**Entries provided:**
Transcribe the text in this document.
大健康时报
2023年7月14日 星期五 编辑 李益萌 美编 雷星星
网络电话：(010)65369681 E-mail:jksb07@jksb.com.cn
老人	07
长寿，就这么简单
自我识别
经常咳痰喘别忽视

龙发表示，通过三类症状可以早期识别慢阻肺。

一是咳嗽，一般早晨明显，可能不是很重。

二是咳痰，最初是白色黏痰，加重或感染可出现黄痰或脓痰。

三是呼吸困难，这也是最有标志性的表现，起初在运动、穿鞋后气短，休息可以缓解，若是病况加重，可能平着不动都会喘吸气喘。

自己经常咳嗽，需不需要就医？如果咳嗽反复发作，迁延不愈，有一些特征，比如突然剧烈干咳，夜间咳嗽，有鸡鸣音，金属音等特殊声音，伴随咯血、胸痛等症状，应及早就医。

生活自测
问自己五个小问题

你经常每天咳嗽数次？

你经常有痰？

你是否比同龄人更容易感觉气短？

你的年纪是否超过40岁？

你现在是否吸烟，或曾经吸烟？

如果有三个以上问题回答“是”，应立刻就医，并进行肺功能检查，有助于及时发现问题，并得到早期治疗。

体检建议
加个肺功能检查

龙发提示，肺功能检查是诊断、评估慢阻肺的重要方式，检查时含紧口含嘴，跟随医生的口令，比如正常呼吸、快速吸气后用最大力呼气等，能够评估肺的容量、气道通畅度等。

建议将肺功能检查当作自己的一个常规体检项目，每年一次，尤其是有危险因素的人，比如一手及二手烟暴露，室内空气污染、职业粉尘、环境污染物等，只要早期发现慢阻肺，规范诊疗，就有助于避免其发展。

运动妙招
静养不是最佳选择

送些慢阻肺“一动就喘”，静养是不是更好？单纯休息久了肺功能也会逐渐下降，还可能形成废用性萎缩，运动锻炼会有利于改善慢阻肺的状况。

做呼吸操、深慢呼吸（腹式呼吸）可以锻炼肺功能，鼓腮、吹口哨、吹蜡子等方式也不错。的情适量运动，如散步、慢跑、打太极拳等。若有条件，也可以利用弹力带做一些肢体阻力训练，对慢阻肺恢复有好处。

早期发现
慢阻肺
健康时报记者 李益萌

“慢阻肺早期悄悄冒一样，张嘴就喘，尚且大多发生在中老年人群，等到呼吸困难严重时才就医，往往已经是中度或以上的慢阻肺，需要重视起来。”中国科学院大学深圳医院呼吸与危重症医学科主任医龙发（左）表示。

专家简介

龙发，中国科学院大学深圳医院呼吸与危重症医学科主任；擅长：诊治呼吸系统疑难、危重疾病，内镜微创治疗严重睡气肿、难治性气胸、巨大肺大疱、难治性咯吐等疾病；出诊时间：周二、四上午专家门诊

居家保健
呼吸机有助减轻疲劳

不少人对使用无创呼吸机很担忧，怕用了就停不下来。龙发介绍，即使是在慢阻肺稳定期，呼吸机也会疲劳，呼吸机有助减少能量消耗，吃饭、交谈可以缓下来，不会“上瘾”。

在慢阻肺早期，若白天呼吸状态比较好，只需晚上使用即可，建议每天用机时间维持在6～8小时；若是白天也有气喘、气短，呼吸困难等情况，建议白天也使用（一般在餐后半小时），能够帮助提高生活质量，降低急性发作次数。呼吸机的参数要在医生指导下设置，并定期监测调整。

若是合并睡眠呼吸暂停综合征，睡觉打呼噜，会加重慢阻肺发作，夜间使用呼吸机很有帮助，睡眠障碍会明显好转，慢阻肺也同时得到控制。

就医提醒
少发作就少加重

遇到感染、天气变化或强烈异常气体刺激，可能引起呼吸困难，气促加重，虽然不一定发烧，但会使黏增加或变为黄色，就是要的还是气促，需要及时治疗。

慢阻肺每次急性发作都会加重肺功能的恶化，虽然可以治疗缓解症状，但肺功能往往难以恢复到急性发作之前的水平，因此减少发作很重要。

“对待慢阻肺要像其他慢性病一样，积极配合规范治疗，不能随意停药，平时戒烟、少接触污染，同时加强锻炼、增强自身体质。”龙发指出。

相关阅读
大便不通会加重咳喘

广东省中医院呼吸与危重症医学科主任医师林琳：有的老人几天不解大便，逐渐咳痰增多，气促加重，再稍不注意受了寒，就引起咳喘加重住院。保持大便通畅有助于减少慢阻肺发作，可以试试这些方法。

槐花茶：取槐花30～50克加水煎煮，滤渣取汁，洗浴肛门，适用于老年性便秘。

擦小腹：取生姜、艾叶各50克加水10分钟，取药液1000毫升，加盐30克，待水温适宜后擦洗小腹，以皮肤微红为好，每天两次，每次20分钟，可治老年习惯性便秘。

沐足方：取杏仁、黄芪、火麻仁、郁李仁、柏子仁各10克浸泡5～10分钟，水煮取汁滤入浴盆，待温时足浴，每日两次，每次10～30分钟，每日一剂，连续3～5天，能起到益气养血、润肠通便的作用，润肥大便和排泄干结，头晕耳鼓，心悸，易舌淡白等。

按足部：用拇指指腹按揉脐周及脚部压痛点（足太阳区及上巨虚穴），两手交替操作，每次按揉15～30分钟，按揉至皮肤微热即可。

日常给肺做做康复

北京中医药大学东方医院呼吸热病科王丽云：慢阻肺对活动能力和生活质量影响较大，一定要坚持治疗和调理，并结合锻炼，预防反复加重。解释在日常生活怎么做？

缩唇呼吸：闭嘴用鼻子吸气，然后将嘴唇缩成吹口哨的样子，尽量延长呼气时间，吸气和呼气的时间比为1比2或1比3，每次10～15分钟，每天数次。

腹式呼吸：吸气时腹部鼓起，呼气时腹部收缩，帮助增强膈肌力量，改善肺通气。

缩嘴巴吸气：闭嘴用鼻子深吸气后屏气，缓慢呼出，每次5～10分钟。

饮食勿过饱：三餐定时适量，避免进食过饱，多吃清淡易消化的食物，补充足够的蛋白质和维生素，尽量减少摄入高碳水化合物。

**Short task:**
Where a line holds the string "腹式呼吸", copy that line.

**Final result:**
做呼吸操、深慢呼吸（腹式呼吸）可以锻炼肺功能，鼓腮、吹口哨、吹蜡子等方式也不错。的情适量运动，如散步、慢跑、打太极拳等。若有条件，也可以利用弹力带做一些肢体阻力训练，对慢阻肺恢复有好处。
腹式呼吸：吸气时腹部鼓起，呼气时腹部收缩，帮助增强膈肌力量，改善肺通气。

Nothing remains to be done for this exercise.